__Exercise task__.
Determine which lines of the records include the word "tree", and copy them.

__Exercise materials__.
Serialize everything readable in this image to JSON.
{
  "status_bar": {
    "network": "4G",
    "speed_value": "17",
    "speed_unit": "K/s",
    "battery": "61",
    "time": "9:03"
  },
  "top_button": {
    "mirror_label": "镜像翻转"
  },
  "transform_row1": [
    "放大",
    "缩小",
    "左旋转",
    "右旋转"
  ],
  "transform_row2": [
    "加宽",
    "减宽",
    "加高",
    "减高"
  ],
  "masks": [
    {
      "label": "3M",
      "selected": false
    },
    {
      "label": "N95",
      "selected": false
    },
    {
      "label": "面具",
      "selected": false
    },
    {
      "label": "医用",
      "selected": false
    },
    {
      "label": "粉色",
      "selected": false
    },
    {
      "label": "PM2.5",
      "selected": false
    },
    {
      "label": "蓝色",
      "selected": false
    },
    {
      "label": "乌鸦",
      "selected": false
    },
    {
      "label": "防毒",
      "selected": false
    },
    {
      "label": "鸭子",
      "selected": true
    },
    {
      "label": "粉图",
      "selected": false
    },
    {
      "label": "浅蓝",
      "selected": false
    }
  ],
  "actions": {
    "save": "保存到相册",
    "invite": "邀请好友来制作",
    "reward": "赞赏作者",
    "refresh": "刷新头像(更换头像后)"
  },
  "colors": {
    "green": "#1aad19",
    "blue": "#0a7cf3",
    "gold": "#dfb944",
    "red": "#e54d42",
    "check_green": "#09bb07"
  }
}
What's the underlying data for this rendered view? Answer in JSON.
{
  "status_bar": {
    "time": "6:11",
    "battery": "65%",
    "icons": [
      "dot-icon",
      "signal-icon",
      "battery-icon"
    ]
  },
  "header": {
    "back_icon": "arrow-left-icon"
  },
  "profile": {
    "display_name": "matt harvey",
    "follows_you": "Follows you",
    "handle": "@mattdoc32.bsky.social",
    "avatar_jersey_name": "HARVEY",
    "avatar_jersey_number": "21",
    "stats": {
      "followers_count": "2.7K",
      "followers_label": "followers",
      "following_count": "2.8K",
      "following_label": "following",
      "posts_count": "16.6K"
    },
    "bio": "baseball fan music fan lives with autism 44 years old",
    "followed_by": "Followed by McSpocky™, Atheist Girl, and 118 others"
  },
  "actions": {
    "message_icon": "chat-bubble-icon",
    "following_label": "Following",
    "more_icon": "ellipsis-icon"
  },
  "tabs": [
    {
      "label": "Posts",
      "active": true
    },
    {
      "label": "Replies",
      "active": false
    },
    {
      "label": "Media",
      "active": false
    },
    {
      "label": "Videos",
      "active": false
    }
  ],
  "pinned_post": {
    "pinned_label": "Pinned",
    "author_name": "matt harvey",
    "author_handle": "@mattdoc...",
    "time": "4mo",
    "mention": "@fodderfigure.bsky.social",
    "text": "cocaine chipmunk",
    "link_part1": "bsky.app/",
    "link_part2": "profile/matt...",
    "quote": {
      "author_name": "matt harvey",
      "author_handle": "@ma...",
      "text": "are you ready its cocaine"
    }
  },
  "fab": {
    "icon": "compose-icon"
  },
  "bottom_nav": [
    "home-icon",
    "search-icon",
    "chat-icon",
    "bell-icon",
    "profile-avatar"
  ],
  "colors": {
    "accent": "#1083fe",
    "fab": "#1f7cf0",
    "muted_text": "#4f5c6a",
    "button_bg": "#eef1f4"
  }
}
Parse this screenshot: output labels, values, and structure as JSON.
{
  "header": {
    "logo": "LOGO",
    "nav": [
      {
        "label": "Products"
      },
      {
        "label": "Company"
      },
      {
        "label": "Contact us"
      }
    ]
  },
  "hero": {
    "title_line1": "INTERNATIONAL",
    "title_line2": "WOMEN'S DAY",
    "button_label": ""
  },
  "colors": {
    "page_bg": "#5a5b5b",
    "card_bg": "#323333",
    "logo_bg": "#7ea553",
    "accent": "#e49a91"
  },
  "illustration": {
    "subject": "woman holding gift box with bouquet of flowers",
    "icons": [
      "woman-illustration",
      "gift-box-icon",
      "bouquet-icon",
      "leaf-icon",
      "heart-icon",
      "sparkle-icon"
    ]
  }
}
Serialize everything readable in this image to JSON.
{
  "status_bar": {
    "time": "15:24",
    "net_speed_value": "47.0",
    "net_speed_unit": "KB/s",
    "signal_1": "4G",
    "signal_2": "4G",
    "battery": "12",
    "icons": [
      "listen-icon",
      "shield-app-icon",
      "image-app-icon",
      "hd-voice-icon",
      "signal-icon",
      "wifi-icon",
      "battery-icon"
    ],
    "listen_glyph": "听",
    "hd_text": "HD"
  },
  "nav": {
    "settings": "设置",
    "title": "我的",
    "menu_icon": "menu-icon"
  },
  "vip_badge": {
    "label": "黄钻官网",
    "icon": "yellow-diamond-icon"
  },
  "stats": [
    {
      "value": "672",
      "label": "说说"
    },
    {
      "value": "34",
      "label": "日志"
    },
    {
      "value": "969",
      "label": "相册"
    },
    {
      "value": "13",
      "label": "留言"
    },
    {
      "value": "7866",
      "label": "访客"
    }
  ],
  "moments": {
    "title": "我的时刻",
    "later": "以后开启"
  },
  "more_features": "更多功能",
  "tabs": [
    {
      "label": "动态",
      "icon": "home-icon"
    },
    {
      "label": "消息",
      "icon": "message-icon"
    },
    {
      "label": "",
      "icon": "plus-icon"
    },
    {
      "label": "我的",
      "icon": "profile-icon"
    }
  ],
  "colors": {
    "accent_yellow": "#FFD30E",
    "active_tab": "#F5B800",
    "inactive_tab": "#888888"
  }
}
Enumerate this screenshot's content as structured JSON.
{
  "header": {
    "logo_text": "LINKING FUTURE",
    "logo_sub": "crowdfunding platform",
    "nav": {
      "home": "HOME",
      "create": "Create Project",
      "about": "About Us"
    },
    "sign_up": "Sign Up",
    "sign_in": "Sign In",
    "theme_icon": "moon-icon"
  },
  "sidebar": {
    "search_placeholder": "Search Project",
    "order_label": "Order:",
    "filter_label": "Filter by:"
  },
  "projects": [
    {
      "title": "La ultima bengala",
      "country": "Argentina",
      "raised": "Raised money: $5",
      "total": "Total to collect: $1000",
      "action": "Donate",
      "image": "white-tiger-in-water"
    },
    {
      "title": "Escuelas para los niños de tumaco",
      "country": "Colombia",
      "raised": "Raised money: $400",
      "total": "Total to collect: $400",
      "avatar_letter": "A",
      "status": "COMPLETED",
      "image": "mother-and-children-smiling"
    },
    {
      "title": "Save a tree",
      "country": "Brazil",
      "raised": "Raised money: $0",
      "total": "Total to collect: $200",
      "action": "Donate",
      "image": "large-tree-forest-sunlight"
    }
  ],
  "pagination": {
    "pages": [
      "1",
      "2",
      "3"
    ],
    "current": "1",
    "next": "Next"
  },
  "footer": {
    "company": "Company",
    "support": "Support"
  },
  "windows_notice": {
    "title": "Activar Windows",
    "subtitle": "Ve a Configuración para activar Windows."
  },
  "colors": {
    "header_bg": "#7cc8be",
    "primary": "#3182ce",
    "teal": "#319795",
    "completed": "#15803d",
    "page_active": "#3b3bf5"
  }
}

__Finished exercise__.
      "title": "Save a tree",
      "image": "large-tree-forest-sunlight"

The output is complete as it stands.